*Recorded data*

**********

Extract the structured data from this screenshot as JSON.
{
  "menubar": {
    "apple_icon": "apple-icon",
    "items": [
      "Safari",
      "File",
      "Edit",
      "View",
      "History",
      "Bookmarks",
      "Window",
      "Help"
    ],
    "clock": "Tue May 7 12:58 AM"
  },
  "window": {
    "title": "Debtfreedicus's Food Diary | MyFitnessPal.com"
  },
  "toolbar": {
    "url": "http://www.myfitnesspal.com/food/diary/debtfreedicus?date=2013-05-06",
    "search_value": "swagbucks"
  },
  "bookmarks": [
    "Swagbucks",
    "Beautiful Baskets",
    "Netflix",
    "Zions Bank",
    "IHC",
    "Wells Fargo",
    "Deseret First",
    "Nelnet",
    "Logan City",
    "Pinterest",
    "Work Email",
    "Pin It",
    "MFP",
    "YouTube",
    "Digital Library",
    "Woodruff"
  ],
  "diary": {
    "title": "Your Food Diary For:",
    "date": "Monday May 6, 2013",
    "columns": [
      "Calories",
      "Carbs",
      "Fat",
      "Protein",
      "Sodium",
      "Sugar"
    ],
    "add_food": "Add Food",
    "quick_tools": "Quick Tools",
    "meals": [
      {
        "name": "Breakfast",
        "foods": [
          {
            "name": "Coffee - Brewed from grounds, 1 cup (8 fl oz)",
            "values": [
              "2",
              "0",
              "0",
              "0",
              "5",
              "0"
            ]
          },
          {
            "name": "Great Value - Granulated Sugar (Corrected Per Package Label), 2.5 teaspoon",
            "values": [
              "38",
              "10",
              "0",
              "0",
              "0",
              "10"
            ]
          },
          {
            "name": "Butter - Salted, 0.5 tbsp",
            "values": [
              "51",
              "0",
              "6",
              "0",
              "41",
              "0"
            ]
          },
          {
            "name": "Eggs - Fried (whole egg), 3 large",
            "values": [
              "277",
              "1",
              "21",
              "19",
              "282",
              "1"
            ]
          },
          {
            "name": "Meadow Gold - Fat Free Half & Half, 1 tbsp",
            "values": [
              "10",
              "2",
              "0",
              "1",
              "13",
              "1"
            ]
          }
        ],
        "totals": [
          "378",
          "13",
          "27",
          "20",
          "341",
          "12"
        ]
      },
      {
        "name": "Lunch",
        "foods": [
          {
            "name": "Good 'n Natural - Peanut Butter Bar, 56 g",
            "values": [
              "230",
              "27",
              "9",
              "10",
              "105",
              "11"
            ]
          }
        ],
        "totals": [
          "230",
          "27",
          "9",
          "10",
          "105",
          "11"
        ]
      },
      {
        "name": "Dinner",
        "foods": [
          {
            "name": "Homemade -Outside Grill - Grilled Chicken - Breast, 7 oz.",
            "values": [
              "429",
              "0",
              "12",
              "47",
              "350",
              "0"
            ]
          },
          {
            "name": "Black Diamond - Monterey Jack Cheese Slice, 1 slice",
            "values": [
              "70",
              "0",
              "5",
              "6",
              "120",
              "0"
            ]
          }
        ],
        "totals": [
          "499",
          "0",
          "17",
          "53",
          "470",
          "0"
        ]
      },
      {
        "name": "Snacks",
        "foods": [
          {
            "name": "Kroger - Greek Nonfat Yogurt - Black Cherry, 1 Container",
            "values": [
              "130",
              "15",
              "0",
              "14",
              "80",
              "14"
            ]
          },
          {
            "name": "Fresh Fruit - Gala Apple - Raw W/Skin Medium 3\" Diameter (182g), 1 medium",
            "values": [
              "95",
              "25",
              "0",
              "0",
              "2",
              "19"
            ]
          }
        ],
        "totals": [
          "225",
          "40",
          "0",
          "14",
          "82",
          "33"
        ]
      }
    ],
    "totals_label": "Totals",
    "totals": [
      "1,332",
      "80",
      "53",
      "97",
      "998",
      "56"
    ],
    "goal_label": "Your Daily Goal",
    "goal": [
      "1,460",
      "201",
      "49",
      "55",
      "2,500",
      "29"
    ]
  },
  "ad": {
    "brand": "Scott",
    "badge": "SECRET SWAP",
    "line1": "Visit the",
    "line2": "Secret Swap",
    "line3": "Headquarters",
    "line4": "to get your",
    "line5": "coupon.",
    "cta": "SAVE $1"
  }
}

**********

*Aim of the exercise*
Where in the records does the string "Butter" appear? Copy every line that has it.

*Response to the task*
            "name": "Butter - Salted, 0.5 tbsp",
            "name": "Good 'n Natural - Peanut Butter Bar, 56 g",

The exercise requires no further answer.